— BEGIN —
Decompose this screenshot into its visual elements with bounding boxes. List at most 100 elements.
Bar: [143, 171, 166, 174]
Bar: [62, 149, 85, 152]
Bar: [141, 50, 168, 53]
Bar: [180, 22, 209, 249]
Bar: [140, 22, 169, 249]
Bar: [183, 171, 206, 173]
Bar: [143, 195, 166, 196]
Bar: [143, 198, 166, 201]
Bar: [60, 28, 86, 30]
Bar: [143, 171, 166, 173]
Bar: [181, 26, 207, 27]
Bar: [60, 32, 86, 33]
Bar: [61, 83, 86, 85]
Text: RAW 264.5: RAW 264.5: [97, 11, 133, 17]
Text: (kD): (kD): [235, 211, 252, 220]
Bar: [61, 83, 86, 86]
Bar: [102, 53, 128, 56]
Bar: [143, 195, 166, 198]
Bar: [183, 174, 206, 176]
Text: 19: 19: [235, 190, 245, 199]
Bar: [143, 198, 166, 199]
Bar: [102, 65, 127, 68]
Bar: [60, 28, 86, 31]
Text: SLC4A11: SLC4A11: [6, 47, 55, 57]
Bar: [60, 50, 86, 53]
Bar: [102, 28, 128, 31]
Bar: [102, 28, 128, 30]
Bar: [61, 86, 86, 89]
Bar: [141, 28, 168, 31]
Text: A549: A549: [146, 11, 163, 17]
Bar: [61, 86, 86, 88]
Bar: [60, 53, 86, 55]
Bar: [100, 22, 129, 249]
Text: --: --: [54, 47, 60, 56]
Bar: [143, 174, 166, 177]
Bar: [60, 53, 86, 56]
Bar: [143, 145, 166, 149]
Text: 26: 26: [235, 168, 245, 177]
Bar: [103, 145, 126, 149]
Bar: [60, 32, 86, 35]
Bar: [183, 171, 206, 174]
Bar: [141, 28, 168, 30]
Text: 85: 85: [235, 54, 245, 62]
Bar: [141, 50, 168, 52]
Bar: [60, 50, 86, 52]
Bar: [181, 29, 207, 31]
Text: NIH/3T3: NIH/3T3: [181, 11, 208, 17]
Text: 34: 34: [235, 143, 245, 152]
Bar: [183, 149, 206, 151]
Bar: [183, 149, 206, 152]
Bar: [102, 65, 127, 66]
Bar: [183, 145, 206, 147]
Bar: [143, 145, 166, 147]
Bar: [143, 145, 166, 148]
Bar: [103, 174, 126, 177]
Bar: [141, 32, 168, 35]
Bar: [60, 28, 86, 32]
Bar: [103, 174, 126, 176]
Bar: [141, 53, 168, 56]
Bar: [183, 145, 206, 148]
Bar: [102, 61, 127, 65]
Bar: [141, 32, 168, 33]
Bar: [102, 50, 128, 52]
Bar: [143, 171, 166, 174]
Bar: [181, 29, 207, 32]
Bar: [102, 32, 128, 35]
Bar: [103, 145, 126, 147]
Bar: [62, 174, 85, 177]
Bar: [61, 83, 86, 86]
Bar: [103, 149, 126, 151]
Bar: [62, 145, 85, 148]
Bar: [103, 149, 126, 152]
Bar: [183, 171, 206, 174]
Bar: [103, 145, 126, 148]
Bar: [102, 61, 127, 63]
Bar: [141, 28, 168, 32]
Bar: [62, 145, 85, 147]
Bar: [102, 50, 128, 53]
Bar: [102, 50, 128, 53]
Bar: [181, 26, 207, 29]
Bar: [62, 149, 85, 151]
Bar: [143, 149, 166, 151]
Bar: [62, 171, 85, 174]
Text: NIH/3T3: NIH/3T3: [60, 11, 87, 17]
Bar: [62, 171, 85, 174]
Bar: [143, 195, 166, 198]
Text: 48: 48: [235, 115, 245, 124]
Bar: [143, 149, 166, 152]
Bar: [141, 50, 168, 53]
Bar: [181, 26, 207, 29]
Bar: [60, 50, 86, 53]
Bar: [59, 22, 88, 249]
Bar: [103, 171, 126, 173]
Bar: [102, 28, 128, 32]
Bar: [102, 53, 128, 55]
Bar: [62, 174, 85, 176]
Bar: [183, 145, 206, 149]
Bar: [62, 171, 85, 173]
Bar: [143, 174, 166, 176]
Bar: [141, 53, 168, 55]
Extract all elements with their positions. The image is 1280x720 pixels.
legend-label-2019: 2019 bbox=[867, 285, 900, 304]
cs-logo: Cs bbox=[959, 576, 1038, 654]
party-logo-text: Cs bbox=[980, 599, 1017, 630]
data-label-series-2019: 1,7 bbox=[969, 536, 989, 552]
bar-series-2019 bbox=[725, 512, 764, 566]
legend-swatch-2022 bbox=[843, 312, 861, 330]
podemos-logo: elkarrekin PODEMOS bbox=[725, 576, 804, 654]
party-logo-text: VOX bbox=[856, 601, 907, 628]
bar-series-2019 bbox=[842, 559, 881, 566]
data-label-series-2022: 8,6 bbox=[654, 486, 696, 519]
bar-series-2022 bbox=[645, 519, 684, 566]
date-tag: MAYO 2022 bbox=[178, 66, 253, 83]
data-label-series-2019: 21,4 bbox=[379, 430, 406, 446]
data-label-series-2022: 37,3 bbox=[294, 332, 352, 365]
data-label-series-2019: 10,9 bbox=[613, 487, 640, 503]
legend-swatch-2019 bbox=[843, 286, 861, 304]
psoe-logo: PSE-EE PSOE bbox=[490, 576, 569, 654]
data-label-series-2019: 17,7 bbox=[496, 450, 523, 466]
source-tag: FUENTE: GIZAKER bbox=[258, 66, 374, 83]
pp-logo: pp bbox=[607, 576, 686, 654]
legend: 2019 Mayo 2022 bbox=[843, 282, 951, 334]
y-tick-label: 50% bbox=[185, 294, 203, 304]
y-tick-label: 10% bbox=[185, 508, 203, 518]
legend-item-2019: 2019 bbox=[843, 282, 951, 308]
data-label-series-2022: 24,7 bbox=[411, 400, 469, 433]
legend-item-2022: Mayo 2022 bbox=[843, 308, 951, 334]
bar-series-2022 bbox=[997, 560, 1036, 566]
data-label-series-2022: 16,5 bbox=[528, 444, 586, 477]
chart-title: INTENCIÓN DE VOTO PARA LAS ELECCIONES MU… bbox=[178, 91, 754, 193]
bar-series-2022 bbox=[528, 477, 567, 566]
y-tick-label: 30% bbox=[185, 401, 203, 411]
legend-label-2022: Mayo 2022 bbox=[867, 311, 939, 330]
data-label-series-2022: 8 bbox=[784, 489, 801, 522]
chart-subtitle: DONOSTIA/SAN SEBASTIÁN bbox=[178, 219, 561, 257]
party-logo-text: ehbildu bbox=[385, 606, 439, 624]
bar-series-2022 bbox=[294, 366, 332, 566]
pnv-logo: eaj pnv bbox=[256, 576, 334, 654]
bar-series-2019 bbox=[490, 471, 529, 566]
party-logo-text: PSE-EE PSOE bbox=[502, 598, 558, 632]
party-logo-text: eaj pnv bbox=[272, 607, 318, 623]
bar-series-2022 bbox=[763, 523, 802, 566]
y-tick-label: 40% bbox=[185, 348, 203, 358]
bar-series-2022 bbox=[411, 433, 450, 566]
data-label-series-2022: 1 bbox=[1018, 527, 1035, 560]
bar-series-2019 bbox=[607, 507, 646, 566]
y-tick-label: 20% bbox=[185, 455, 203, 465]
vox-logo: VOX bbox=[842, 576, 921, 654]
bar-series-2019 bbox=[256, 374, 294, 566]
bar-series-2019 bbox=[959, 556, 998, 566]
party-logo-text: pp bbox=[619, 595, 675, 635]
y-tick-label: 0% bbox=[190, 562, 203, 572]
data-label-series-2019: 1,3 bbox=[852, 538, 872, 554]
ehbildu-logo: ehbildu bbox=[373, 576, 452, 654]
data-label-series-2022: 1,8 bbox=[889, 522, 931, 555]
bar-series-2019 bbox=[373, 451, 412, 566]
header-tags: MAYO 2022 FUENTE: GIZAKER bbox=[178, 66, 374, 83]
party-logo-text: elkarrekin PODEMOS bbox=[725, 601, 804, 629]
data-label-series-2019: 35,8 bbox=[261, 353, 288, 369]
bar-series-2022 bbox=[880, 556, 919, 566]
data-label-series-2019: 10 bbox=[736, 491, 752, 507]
— END —
- [PROBLEM DETAILS] Reproduce the material verbatim, from its first line through the line containing "Text: --: --: [54, 47, 60, 56]".

- [EXERCISE OUTPUT]
Decompose this screenshot into its visual elements with bounding boxes. List at most 100 elements.
Bar: [143, 171, 166, 174]
Bar: [62, 149, 85, 152]
Bar: [141, 50, 168, 53]
Bar: [180, 22, 209, 249]
Bar: [140, 22, 169, 249]
Bar: [183, 171, 206, 173]
Bar: [143, 195, 166, 196]
Bar: [143, 198, 166, 201]
Bar: [60, 28, 86, 30]
Bar: [143, 171, 166, 173]
Bar: [181, 26, 207, 27]
Bar: [60, 32, 86, 33]
Bar: [61, 83, 86, 85]
Text: RAW 264.5: RAW 264.5: [97, 11, 133, 17]
Text: (kD): (kD): [235, 211, 252, 220]
Bar: [61, 83, 86, 86]
Bar: [102, 53, 128, 56]
Bar: [143, 195, 166, 198]
Bar: [183, 174, 206, 176]
Text: 19: 19: [235, 190, 245, 199]
Bar: [143, 198, 166, 199]
Bar: [102, 65, 127, 68]
Bar: [60, 28, 86, 31]
Text: SLC4A11: SLC4A11: [6, 47, 55, 57]
Bar: [60, 50, 86, 53]
Bar: [102, 28, 128, 31]
Bar: [102, 28, 128, 30]
Bar: [61, 86, 86, 89]
Bar: [141, 28, 168, 31]
Text: A549: A549: [146, 11, 163, 17]
Bar: [61, 86, 86, 88]
Bar: [60, 53, 86, 55]
Bar: [100, 22, 129, 249]
Text: --: --: [54, 47, 60, 56]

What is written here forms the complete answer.